## STATED GOAL
In the listing that follows, how many lines contain the string "Established"? Provide only the number.

(Items from a figure collection)
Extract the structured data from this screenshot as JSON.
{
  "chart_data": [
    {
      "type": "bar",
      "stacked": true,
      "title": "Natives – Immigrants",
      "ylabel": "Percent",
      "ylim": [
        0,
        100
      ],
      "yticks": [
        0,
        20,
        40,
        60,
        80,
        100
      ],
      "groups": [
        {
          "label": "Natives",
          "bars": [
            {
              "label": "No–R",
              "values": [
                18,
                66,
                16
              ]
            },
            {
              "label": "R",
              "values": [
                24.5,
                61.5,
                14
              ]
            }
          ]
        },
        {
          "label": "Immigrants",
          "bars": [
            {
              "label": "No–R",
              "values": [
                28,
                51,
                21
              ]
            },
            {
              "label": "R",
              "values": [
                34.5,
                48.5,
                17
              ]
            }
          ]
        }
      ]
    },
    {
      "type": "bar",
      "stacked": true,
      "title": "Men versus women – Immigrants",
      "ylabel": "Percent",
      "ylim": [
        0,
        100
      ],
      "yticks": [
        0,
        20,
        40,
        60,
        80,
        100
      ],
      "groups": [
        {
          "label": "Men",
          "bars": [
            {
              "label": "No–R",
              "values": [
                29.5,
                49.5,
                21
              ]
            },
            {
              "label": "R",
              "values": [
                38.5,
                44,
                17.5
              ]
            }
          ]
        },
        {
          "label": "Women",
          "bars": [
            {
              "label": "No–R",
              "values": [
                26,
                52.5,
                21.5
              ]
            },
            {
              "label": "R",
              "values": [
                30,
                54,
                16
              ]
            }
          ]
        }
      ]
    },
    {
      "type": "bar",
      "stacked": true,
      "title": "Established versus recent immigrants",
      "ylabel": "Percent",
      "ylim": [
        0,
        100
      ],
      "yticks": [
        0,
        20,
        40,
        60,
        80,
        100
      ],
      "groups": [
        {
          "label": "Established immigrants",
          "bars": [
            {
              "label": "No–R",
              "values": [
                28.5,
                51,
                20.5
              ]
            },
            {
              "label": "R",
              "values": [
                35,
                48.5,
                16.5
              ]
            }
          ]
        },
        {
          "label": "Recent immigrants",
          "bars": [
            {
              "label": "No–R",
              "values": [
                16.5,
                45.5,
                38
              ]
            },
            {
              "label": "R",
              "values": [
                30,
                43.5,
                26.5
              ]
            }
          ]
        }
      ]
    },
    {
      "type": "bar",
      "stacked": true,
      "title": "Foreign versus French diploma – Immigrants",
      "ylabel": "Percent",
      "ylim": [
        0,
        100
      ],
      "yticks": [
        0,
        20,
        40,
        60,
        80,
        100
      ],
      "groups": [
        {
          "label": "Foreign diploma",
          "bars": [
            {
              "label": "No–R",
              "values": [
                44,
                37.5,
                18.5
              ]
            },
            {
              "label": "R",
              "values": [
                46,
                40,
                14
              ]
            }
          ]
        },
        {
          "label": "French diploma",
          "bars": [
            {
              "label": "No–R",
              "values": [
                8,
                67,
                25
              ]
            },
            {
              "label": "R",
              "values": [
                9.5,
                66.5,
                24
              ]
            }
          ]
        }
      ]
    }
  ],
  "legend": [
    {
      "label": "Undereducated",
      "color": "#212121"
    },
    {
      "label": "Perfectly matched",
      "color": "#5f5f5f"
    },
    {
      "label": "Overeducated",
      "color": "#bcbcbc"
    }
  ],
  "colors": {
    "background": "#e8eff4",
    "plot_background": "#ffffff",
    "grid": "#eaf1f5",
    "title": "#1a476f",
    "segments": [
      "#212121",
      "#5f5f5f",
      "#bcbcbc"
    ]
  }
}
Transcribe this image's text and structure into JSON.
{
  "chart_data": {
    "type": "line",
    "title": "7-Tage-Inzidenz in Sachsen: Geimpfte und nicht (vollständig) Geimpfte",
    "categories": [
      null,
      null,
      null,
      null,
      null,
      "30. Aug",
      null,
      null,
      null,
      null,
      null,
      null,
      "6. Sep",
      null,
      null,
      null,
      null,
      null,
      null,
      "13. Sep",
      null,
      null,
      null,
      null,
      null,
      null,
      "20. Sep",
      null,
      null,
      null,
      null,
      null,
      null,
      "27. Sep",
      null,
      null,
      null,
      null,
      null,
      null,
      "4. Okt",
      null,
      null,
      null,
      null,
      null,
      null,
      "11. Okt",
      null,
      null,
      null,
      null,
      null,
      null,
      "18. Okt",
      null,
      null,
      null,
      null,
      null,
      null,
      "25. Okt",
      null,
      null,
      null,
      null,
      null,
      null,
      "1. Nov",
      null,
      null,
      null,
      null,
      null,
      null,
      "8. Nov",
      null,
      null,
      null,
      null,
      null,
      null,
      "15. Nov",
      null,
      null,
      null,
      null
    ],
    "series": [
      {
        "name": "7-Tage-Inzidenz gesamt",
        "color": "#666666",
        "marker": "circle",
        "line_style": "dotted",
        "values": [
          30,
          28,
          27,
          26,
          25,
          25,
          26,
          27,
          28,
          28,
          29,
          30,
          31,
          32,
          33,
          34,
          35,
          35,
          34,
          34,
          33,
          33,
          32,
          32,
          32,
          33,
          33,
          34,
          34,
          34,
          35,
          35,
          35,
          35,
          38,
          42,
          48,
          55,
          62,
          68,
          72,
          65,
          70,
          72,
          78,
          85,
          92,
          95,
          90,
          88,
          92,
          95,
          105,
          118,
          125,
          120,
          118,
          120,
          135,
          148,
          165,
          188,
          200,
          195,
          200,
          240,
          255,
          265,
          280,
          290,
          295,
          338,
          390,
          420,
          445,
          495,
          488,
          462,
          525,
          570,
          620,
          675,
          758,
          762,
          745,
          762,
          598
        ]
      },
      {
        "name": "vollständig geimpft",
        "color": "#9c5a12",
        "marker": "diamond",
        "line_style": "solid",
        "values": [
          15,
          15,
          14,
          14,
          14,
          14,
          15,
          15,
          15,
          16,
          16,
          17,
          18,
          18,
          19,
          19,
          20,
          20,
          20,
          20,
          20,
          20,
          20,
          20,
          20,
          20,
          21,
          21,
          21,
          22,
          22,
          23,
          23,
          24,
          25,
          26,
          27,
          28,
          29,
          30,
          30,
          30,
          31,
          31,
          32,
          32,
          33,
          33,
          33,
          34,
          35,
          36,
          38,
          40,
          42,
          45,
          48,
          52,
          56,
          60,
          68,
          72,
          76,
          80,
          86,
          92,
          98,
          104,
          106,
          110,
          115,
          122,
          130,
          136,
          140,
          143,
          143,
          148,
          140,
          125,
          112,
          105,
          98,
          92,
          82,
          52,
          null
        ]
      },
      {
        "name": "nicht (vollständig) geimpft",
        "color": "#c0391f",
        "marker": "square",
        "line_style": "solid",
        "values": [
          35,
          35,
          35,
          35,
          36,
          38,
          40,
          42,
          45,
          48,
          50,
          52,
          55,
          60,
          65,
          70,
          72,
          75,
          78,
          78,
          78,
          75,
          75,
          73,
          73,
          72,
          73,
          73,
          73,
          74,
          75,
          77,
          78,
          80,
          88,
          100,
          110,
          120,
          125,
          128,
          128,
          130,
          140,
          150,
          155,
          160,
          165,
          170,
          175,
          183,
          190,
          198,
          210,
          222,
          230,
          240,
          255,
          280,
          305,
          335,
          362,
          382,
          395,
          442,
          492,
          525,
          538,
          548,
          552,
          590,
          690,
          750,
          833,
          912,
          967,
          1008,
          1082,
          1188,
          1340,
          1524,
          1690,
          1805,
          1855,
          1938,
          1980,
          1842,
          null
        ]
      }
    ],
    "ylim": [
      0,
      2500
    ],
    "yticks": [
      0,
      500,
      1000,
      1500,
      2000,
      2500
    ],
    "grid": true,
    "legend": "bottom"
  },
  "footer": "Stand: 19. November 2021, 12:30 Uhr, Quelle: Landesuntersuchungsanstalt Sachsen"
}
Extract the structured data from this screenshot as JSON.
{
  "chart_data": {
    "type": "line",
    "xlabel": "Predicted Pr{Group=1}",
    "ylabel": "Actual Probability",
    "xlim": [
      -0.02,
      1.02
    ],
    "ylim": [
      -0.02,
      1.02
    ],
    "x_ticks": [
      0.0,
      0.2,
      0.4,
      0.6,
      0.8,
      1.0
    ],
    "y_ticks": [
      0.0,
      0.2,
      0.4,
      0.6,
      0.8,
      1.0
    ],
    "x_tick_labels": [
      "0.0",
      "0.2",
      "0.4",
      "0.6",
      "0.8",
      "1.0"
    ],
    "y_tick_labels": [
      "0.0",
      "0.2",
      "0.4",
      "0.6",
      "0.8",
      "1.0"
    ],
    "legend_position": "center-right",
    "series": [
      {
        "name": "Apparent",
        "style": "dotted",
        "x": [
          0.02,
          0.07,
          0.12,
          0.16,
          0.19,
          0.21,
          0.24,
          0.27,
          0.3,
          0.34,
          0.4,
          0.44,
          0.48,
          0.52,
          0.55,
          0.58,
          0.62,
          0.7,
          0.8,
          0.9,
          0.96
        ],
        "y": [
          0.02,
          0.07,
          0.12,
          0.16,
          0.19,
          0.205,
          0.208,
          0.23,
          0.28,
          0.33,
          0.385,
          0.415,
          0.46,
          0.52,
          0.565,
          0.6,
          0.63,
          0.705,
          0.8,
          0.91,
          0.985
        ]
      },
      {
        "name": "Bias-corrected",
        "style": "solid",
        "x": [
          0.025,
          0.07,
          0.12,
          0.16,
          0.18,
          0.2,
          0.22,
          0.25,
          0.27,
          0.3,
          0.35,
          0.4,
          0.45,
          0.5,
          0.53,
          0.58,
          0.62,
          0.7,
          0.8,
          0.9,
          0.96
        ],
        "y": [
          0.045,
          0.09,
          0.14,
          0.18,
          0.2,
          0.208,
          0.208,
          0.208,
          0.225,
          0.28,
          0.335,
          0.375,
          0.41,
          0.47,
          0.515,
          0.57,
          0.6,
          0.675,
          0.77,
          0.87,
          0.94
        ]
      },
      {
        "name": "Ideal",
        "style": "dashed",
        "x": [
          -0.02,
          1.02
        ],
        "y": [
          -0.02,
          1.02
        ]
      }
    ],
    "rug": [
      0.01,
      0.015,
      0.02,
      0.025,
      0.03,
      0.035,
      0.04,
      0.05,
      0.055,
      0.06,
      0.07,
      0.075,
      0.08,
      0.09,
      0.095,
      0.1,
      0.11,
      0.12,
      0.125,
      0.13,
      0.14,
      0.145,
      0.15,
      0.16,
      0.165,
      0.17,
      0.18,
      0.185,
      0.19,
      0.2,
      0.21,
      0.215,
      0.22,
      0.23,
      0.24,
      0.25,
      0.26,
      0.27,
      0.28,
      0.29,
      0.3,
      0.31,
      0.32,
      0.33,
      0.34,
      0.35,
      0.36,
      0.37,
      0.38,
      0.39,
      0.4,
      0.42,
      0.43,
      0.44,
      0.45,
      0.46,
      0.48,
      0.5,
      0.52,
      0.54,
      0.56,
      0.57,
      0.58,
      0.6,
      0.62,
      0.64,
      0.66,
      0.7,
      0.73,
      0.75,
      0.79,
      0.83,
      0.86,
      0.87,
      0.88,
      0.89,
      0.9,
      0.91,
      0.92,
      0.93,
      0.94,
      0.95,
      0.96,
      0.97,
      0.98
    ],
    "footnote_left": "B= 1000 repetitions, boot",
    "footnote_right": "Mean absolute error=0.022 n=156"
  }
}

## SOLUTION
2